» **Soal Latihan**
1 - Tulis ulang bagian berita tentang terorisme mulai dari "Wartaniaga.com, Banjarmasin- Aksi" dan terus sampai "Jum’at (11/12) malam.". Ganti "Banjarmasin" dengan "Martapura".
2 - Menurut berita tentang terorisme, siapa Ketua FKPT Kalsel?
3 - Lanjutkan berita tentang terorisme setelah kalimat terakhirnya.

Wartaniaga.com, Banjarmasin- Aksi terorisme saat ini bukan hanya dilakukan oleh laki-laki dewasa saja, tetapi melibatkan anak-anak dan perempuan. Hal ini menjadi salah satu konsen dari Forum Koordinasi Penanggulangan Terorisme (FKPT) Kalimantan Selatan (Kalsel) dalam tugasnya mencegah terorisme di daerah.
Ketua FKPT Kalsel, Aliansyah Mahadi mengatakan aksi terorisme yang terjadi di Indonesia saat ini bukan hanya soal agama, tetapi juga karena faktor sosial dan ekonomi yang melibatkan wanita dan anak-anak di dalamnya.
“ Kita masih ingat bom Surabaya pada Desember 2018 yang lalu, dimana melibatkan satu keluarga. Ada ibu dan anak-anaknya,” ucap pria yang akrab dipanggil Didit ini, saat acara Ngobrol Pintar Cara FKPT Kalsel di Banjarmasin, Jum’at (11/12) malam.
Hal tersebut, lanjut Didit merupakan bukti terorisme sudah menyasar kaum perempuan dan anak-anak. “ Faktor ekonomi dan sosial yang sering menjadi dasar mereka mau melakukan aksi terorisme,” ucapnya.

» **Data yang Diberikan**
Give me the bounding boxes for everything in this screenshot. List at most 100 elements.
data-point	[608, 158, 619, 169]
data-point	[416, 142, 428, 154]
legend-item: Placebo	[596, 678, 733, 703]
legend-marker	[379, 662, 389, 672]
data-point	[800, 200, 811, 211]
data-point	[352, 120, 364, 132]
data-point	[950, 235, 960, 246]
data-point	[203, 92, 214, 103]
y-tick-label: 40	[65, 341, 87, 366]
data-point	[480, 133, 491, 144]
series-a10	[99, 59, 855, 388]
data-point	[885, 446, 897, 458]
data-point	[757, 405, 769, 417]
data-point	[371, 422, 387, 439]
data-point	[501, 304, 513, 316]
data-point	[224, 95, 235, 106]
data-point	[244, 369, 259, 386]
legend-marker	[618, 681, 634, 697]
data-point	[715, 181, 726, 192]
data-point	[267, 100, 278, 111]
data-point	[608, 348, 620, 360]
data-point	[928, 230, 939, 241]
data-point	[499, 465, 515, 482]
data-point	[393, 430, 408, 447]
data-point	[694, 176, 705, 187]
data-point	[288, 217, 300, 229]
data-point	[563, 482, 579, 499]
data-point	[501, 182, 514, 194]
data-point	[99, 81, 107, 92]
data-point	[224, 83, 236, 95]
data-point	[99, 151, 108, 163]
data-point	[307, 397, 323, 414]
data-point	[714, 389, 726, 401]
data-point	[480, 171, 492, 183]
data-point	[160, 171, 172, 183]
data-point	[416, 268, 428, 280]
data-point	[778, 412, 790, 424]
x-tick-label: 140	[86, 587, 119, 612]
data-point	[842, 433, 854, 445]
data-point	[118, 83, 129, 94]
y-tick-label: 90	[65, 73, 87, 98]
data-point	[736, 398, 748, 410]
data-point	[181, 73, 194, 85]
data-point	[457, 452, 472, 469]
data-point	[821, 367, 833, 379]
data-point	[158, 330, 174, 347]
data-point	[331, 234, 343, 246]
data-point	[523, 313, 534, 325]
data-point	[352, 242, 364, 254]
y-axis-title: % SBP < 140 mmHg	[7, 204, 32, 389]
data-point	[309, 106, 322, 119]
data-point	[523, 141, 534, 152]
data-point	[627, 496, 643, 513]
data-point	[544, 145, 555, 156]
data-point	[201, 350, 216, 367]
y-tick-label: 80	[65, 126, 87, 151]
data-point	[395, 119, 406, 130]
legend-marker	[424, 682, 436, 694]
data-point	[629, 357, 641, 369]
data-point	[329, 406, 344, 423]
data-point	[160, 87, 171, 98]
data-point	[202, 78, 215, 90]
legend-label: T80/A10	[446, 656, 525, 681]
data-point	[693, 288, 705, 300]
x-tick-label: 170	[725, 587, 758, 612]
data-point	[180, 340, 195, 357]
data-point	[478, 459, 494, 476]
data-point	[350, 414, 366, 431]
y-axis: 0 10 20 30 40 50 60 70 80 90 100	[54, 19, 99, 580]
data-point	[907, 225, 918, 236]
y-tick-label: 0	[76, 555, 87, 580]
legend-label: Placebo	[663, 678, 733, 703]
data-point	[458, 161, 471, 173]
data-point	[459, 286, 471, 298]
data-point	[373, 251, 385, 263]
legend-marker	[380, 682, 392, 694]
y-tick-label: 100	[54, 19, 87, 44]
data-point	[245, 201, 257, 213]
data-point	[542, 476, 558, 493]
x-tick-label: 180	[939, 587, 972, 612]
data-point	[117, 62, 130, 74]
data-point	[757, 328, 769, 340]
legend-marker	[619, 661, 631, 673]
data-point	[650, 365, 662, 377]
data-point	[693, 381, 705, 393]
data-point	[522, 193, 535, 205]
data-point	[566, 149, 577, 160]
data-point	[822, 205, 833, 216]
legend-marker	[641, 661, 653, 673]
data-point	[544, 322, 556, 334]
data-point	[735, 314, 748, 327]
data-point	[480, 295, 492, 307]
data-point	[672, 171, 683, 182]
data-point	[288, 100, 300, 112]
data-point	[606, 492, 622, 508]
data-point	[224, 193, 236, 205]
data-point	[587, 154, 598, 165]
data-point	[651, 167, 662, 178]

» **Jawaban per Nomor**
1 -
Wartaniaga.com, Martapura- Aksi terorisme saat ini bukan hanya dilakukan oleh laki-laki dewasa saja, tetapi melibatkan anak-anak dan perempuan. Hal ini menjadi salah satu konsen dari Forum Koordinasi Penanggulangan Terorisme (FKPT) Kalimantan Selatan (Kalsel) dalam tugasnya mencegah terorisme di daerah.
Ketua FKPT Kalsel, Aliansyah Mahadi mengatakan aksi terorisme yang terjadi di Indonesia saat ini bukan hanya soal agama, tetapi juga karena faktor sosial dan ekonomi yang melibatkan wanita dan anak-anak di dalamnya.
“ Kita masih ingat bom Surabaya pada Desember 2018 yang lalu, dimana melibatkan satu keluarga. Ada ibu dan anak-anaknya,” ucap pria yang akrab dipanggil Didit ini, saat acara Ngobrol Pintar Cara FKPT Kalsel di Martapura, Jum’at (11/12) malam.

2 - Aliansyah Mahadi

3 -
Dikatakannya, FKPT Kalsel telah melakukan langkah pencegahan dengan melakukan koordinasi ke seluruh daerah di Kalsel, baik dengan pemerintah daerah, para tokoh agama, oragnisasi kemasyarakatan, jaringan perempuan dan lainnya.
Sementara itu, Kabid Perempuan dan Anak FKPT Kalsel, Mariatul Asyiah menjelaskan pihaknya memiliki program perempuan sebagai agen perdamaian. Dimana perempuan dilibatkan dalam berbagai diskusi dan penguatan literasi keagamaan.
“ Menguatkan daya tangkal, salah satunya memang dengan menguatkan pondasi ekonomi dan melibatkan perempuan di dalamnya,” jelasnya kepada Wartaniaga.
Menurutnya, pemerintah perlu memperhatikan tingkat kemandirian ekonomi dan kesejahteraan masyarakat, setidaknya kebutuhan standar hidupnya terpenuhi.